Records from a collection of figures

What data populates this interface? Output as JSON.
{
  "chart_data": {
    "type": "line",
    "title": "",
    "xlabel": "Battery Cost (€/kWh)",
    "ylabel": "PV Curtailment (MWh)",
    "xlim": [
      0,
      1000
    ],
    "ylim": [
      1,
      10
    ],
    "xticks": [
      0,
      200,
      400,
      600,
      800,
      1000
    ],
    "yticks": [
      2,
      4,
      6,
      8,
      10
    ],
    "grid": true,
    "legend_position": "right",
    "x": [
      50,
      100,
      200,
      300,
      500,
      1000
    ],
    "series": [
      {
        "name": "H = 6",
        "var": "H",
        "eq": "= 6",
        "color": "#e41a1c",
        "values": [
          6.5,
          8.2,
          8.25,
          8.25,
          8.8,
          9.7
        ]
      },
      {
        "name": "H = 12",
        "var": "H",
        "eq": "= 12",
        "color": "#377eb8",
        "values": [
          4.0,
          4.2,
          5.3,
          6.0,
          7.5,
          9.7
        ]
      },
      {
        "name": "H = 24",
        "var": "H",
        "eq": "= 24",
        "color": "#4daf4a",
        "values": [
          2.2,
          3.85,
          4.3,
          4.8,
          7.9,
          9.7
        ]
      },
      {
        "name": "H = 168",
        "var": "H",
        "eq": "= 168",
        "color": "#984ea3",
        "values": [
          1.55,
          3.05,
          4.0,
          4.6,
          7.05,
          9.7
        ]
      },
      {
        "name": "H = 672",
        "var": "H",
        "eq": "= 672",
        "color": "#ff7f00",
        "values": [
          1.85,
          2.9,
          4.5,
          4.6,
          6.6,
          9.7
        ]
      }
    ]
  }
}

WORK INSTRUCTIONS
Print out the whole listing exactly as it appears.

SOLUTION TO THE EXERCISE
What data populates this interface? Output as JSON.
{
  "chart_data": {
    "type": "line",
    "title": "",
    "xlabel": "Battery Cost (€/kWh)",
    "ylabel": "PV Curtailment (MWh)",
    "xlim": [
      0,
      1000
    ],
    "ylim": [
      1,
      10
    ],
    "xticks": [
      0,
      200,
      400,
      600,
      800,
      1000
    ],
    "yticks": [
      2,
      4,
      6,
      8,
      10
    ],
    "grid": true,
    "legend_position": "right",
    "x": [
      50,
      100,
      200,
      300,
      500,
      1000
    ],
    "series": [
      {
        "name": "H = 6",
        "var": "H",
        "eq": "= 6",
        "color": "#e41a1c",
        "values": [
          6.5,
          8.2,
          8.25,
          8.25,
          8.8,
          9.7
        ]
      },
      {
        "name": "H = 12",
        "var": "H",
        "eq": "= 12",
        "color": "#377eb8",
        "values": [
          4.0,
          4.2,
          5.3,
          6.0,
          7.5,
          9.7
        ]
      },
      {
        "name": "H = 24",
        "var": "H",
        "eq": "= 24",
        "color": "#4daf4a",
        "values": [
          2.2,
          3.85,
          4.3,
          4.8,
          7.9,
          9.7
        ]
      },
      {
        "name": "H = 168",
        "var": "H",
        "eq": "= 168",
        "color": "#984ea3",
        "values": [
          1.55,
          3.05,
          4.0,
          4.6,
          7.05,
          9.7
        ]
      },
      {
        "name": "H = 672",
        "var": "H",
        "eq": "= 672",
        "color": "#ff7f00",
        "values": [
          1.85,
          2.9,
          4.5,
          4.6,
          6.6,
          9.7
        ]
      }
    ]
  }
}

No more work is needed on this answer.